[MATERIAL PROVIDED]
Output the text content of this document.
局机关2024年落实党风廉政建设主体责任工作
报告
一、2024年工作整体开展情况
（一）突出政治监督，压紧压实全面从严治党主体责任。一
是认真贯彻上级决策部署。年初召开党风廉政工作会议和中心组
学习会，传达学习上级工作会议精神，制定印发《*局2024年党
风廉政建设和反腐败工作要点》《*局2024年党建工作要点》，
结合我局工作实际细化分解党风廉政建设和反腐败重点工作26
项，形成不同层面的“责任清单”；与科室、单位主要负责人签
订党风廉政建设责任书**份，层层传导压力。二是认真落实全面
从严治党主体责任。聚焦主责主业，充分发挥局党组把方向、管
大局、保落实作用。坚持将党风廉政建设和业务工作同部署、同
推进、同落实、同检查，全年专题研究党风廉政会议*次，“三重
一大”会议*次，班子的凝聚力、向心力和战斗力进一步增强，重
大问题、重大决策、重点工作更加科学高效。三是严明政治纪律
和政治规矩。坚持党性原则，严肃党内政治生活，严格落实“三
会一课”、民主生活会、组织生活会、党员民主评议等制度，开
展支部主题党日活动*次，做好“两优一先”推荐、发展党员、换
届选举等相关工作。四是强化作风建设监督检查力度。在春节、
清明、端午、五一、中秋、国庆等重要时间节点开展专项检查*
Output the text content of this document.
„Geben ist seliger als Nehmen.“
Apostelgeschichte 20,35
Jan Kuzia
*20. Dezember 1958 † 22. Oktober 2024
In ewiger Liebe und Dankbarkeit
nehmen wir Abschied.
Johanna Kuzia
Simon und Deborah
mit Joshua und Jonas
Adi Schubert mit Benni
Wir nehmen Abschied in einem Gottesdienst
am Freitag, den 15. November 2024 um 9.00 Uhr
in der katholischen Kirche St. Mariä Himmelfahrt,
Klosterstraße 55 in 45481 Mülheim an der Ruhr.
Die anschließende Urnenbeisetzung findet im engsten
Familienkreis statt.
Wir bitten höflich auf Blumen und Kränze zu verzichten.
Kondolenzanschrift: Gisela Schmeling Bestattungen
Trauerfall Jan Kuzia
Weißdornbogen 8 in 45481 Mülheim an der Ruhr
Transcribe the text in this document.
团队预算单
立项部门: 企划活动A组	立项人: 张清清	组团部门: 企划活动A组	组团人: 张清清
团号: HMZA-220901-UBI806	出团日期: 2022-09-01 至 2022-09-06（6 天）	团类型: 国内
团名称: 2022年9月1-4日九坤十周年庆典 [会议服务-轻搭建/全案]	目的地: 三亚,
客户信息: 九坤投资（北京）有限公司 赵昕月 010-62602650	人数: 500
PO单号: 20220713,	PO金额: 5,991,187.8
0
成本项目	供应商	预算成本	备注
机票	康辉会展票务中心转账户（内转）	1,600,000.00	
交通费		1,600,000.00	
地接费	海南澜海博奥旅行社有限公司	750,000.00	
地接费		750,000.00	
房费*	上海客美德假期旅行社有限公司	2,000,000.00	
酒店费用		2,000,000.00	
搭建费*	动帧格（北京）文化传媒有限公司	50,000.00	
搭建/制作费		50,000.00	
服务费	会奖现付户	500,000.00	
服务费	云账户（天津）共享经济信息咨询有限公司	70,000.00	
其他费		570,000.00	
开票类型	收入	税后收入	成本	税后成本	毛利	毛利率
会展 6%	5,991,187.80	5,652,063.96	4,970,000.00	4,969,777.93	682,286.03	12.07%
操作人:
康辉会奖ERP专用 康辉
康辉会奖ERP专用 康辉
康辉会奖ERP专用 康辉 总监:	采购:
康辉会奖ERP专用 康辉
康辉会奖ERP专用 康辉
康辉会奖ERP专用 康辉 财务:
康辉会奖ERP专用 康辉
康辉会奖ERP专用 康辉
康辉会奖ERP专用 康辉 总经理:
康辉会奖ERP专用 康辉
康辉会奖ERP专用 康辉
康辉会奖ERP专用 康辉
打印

[REQUIRED WORK]
Would you write down every record again, exactly?

[RESULT OF THE TASK]
Output the text content of this document.
局机关2024年落实党风廉政建设主体责任工作
报告
一、2024年工作整体开展情况
（一）突出政治监督，压紧压实全面从严治党主体责任。一
是认真贯彻上级决策部署。年初召开党风廉政工作会议和中心组
学习会，传达学习上级工作会议精神，制定印发《*局2024年党
风廉政建设和反腐败工作要点》《*局2024年党建工作要点》，
结合我局工作实际细化分解党风廉政建设和反腐败重点工作26
项，形成不同层面的“责任清单”；与科室、单位主要负责人签
订党风廉政建设责任书**份，层层传导压力。二是认真落实全面
从严治党主体责任。聚焦主责主业，充分发挥局党组把方向、管
大局、保落实作用。坚持将党风廉政建设和业务工作同部署、同
推进、同落实、同检查，全年专题研究党风廉政会议*次，“三重
一大”会议*次，班子的凝聚力、向心力和战斗力进一步增强，重
大问题、重大决策、重点工作更加科学高效。三是严明政治纪律
和政治规矩。坚持党性原则，严肃党内政治生活，严格落实“三
会一课”、民主生活会、组织生活会、党员民主评议等制度，开
展支部主题党日活动*次，做好“两优一先”推荐、发展党员、换
届选举等相关工作。四是强化作风建设监督检查力度。在春节、
清明、端午、五一、中秋、国庆等重要时间节点开展专项检查*
Output the text content of this document.
„Geben ist seliger als Nehmen.“
Apostelgeschichte 20,35
Jan Kuzia
*20. Dezember 1958 † 22. Oktober 2024
In ewiger Liebe und Dankbarkeit
nehmen wir Abschied.
Johanna Kuzia
Simon und Deborah
mit Joshua und Jonas
Adi Schubert mit Benni
Wir nehmen Abschied in einem Gottesdienst
am Freitag, den 15. November 2024 um 9.00 Uhr
in der katholischen Kirche St. Mariä Himmelfahrt,
Klosterstraße 55 in 45481 Mülheim an der Ruhr.
Die anschließende Urnenbeisetzung findet im engsten
Familienkreis statt.
Wir bitten höflich auf Blumen und Kränze zu verzichten.
Kondolenzanschrift: Gisela Schmeling Bestattungen
Trauerfall Jan Kuzia
Weißdornbogen 8 in 45481 Mülheim an der Ruhr
Transcribe the text in this document.
团队预算单
立项部门: 企划活动A组	立项人: 张清清	组团部门: 企划活动A组	组团人: 张清清
团号: HMZA-220901-UBI806	出团日期: 2022-09-01 至 2022-09-06（6 天）	团类型: 国内
团名称: 2022年9月1-4日九坤十周年庆典 [会议服务-轻搭建/全案]	目的地: 三亚,
客户信息: 九坤投资（北京）有限公司 赵昕月 010-62602650	人数: 500
PO单号: 20220713,	PO金额: 5,991,187.8
0
成本项目	供应商	预算成本	备注
机票	康辉会展票务中心转账户（内转）	1,600,000.00	
交通费		1,600,000.00	
地接费	海南澜海博奥旅行社有限公司	750,000.00	
地接费		750,000.00	
房费*	上海客美德假期旅行社有限公司	2,000,000.00	
酒店费用		2,000,000.00	
搭建费*	动帧格（北京）文化传媒有限公司	50,000.00	
搭建/制作费		50,000.00	
服务费	会奖现付户	500,000.00	
服务费	云账户（天津）共享经济信息咨询有限公司	70,000.00	
其他费		570,000.00	
开票类型	收入	税后收入	成本	税后成本	毛利	毛利率
会展 6%	5,991,187.80	5,652,063.96	4,970,000.00	4,969,777.93	682,286.03	12.07%
操作人:
康辉会奖ERP专用 康辉
康辉会奖ERP专用 康辉
康辉会奖ERP专用 康辉 总监:	采购:
康辉会奖ERP专用 康辉
康辉会奖ERP专用 康辉
康辉会奖ERP专用 康辉 财务:
康辉会奖ERP专用 康辉
康辉会奖ERP专用 康辉
康辉会奖ERP专用 康辉 总经理:
康辉会奖ERP专用 康辉
康辉会奖ERP专用 康辉
康辉会奖ERP专用 康辉
打印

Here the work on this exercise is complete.